Task to carry out »
Give back the entire listing verbatim.

Given records »
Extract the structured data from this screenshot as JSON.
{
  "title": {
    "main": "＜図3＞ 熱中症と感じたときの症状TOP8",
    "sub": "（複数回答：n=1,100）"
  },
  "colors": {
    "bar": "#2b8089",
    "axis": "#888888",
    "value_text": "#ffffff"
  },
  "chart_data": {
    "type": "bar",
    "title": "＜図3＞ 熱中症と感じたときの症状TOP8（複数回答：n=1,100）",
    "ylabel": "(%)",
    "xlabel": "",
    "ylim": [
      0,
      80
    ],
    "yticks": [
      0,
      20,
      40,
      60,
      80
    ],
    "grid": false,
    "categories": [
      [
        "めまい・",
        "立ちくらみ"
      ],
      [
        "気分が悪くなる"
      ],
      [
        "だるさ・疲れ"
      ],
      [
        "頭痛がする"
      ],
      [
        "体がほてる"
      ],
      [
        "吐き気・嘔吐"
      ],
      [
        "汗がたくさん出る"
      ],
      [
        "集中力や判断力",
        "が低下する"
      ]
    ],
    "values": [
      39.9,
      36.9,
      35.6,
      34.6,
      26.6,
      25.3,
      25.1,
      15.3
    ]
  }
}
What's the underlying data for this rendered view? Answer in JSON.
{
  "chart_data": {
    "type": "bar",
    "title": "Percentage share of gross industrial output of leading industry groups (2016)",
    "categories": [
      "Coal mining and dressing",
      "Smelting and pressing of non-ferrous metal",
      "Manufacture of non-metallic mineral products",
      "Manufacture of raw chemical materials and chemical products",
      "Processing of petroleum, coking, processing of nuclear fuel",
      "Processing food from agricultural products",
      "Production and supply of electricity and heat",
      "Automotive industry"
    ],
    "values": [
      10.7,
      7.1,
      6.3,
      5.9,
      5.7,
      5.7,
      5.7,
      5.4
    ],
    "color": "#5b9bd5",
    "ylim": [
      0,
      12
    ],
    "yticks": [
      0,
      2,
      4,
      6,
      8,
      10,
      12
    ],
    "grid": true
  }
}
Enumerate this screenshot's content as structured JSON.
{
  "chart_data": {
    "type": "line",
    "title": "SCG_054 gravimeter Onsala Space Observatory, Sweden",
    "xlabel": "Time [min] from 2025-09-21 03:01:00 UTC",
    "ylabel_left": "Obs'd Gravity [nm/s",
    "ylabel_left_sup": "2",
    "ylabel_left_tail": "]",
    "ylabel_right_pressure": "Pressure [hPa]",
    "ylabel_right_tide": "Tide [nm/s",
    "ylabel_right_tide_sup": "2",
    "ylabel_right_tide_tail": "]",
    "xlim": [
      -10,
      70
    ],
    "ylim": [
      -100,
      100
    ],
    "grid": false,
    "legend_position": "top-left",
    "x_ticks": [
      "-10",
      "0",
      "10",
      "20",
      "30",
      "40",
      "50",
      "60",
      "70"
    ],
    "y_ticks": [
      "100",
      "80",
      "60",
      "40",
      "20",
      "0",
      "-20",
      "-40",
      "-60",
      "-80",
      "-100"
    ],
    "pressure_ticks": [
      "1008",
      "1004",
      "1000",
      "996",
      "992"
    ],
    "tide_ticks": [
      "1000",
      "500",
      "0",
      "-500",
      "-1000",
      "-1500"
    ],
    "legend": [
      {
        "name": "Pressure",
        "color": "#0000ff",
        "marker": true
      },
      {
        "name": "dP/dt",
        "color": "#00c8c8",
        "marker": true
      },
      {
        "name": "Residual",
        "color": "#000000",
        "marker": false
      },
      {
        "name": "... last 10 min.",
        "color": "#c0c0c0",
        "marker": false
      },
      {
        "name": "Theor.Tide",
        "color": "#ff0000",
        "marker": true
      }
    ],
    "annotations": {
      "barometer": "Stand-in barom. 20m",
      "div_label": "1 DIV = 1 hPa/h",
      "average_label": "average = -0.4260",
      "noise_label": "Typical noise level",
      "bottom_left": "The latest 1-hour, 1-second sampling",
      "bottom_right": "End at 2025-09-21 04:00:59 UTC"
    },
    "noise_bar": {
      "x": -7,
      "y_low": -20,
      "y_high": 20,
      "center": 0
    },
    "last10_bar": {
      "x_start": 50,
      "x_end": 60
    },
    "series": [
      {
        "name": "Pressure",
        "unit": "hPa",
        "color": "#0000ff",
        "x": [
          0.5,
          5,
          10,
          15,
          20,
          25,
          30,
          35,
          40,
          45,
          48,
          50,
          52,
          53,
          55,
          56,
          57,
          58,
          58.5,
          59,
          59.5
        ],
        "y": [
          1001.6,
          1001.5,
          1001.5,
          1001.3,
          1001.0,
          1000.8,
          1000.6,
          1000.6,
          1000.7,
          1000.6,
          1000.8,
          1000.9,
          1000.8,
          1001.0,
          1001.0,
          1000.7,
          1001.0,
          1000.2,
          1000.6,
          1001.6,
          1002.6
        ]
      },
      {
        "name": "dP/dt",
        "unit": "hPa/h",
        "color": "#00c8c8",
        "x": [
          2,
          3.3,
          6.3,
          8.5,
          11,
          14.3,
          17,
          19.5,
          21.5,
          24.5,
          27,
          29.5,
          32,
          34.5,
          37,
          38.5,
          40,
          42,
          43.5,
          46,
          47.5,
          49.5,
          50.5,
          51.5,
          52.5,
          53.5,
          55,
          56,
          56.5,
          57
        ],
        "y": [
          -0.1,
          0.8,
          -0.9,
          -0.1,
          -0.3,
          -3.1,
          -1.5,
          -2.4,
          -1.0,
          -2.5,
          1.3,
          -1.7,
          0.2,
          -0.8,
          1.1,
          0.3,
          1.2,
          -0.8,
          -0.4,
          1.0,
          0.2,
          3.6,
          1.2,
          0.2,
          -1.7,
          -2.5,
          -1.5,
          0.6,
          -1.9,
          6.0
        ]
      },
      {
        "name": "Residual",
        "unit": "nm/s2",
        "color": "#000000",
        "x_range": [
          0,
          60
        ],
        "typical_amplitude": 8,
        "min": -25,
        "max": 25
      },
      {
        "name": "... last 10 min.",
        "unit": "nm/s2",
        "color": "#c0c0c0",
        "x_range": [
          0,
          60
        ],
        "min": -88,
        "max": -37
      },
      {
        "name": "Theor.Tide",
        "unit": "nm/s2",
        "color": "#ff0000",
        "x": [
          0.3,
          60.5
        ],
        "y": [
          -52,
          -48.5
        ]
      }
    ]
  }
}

The output »
Extract the structured data from this screenshot as JSON.
{
  "title": {
    "main": "＜図3＞ 熱中症と感じたときの症状TOP8",
    "sub": "（複数回答：n=1,100）"
  },
  "colors": {
    "bar": "#2b8089",
    "axis": "#888888",
    "value_text": "#ffffff"
  },
  "chart_data": {
    "type": "bar",
    "title": "＜図3＞ 熱中症と感じたときの症状TOP8（複数回答：n=1,100）",
    "ylabel": "(%)",
    "xlabel": "",
    "ylim": [
      0,
      80
    ],
    "yticks": [
      0,
      20,
      40,
      60,
      80
    ],
    "grid": false,
    "categories": [
      [
        "めまい・",
        "立ちくらみ"
      ],
      [
        "気分が悪くなる"
      ],
      [
        "だるさ・疲れ"
      ],
      [
        "頭痛がする"
      ],
      [
        "体がほてる"
      ],
      [
        "吐き気・嘔吐"
      ],
      [
        "汗がたくさん出る"
      ],
      [
        "集中力や判断力",
        "が低下する"
      ]
    ],
    "values": [
      39.9,
      36.9,
      35.6,
      34.6,
      26.6,
      25.3,
      25.1,
      15.3
    ]
  }
}
What's the underlying data for this rendered view? Answer in JSON.
{
  "chart_data": {
    "type": "bar",
    "title": "Percentage share of gross industrial output of leading industry groups (2016)",
    "categories": [
      "Coal mining and dressing",
      "Smelting and pressing of non-ferrous metal",
      "Manufacture of non-metallic mineral products",
      "Manufacture of raw chemical materials and chemical products",
      "Processing of petroleum, coking, processing of nuclear fuel",
      "Processing food from agricultural products",
      "Production and supply of electricity and heat",
      "Automotive industry"
    ],
    "values": [
      10.7,
      7.1,
      6.3,
      5.9,
      5.7,
      5.7,
      5.7,
      5.4
    ],
    "color": "#5b9bd5",
    "ylim": [
      0,
      12
    ],
    "yticks": [
      0,
      2,
      4,
      6,
      8,
      10,
      12
    ],
    "grid": true
  }
}
Enumerate this screenshot's content as structured JSON.
{
  "chart_data": {
    "type": "line",
    "title": "SCG_054 gravimeter Onsala Space Observatory, Sweden",
    "xlabel": "Time [min] from 2025-09-21 03:01:00 UTC",
    "ylabel_left": "Obs'd Gravity [nm/s",
    "ylabel_left_sup": "2",
    "ylabel_left_tail": "]",
    "ylabel_right_pressure": "Pressure [hPa]",
    "ylabel_right_tide": "Tide [nm/s",
    "ylabel_right_tide_sup": "2",
    "ylabel_right_tide_tail": "]",
    "xlim": [
      -10,
      70
    ],
    "ylim": [
      -100,
      100
    ],
    "grid": false,
    "legend_position": "top-left",
    "x_ticks": [
      "-10",
      "0",
      "10",
      "20",
      "30",
      "40",
      "50",
      "60",
      "70"
    ],
    "y_ticks": [
      "100",
      "80",
      "60",
      "40",
      "20",
      "0",
      "-20",
      "-40",
      "-60",
      "-80",
      "-100"
    ],
    "pressure_ticks": [
      "1008",
      "1004",
      "1000",
      "996",
      "992"
    ],
    "tide_ticks": [
      "1000",
      "500",
      "0",
      "-500",
      "-1000",
      "-1500"
    ],
    "legend": [
      {
        "name": "Pressure",
        "color": "#0000ff",
        "marker": true
      },
      {
        "name": "dP/dt",
        "color": "#00c8c8",
        "marker": true
      },
      {
        "name": "Residual",
        "color": "#000000",
        "marker": false
      },
      {
        "name": "... last 10 min.",
        "color": "#c0c0c0",
        "marker": false
      },
      {
        "name": "Theor.Tide",
        "color": "#ff0000",
        "marker": true
      }
    ],
    "annotations": {
      "barometer": "Stand-in barom. 20m",
      "div_label": "1 DIV = 1 hPa/h",
      "average_label": "average = -0.4260",
      "noise_label": "Typical noise level",
      "bottom_left": "The latest 1-hour, 1-second sampling",
      "bottom_right": "End at 2025-09-21 04:00:59 UTC"
    },
    "noise_bar": {
      "x": -7,
      "y_low": -20,
      "y_high": 20,
      "center": 0
    },
    "last10_bar": {
      "x_start": 50,
      "x_end": 60
    },
    "series": [
      {
        "name": "Pressure",
        "unit": "hPa",
        "color": "#0000ff",
        "x": [
          0.5,
          5,
          10,
          15,
          20,
          25,
          30,
          35,
          40,
          45,
          48,
          50,
          52,
          53,
          55,
          56,
          57,
          58,
          58.5,
          59,
          59.5
        ],
        "y": [
          1001.6,
          1001.5,
          1001.5,
          1001.3,
          1001.0,
          1000.8,
          1000.6,
          1000.6,
          1000.7,
          1000.6,
          1000.8,
          1000.9,
          1000.8,
          1001.0,
          1001.0,
          1000.7,
          1001.0,
          1000.2,
          1000.6,
          1001.6,
          1002.6
        ]
      },
      {
        "name": "dP/dt",
        "unit": "hPa/h",
        "color": "#00c8c8",
        "x": [
          2,
          3.3,
          6.3,
          8.5,
          11,
          14.3,
          17,
          19.5,
          21.5,
          24.5,
          27,
          29.5,
          32,
          34.5,
          37,
          38.5,
          40,
          42,
          43.5,
          46,
          47.5,
          49.5,
          50.5,
          51.5,
          52.5,
          53.5,
          55,
          56,
          56.5,
          57
        ],
        "y": [
          -0.1,
          0.8,
          -0.9,
          -0.1,
          -0.3,
          -3.1,
          -1.5,
          -2.4,
          -1.0,
          -2.5,
          1.3,
          -1.7,
          0.2,
          -0.8,
          1.1,
          0.3,
          1.2,
          -0.8,
          -0.4,
          1.0,
          0.2,
          3.6,
          1.2,
          0.2,
          -1.7,
          -2.5,
          -1.5,
          0.6,
          -1.9,
          6.0
        ]
      },
      {
        "name": "Residual",
        "unit": "nm/s2",
        "color": "#000000",
        "x_range": [
          0,
          60
        ],
        "typical_amplitude": 8,
        "min": -25,
        "max": 25
      },
      {
        "name": "... last 10 min.",
        "unit": "nm/s2",
        "color": "#c0c0c0",
        "x_range": [
          0,
          60
        ],
        "min": -88,
        "max": -37
      },
      {
        "name": "Theor.Tide",
        "unit": "nm/s2",
        "color": "#ff0000",
        "x": [
          0.3,
          60.5
        ],
        "y": [
          -52,
          -48.5
        ]
      }
    ]
  }
}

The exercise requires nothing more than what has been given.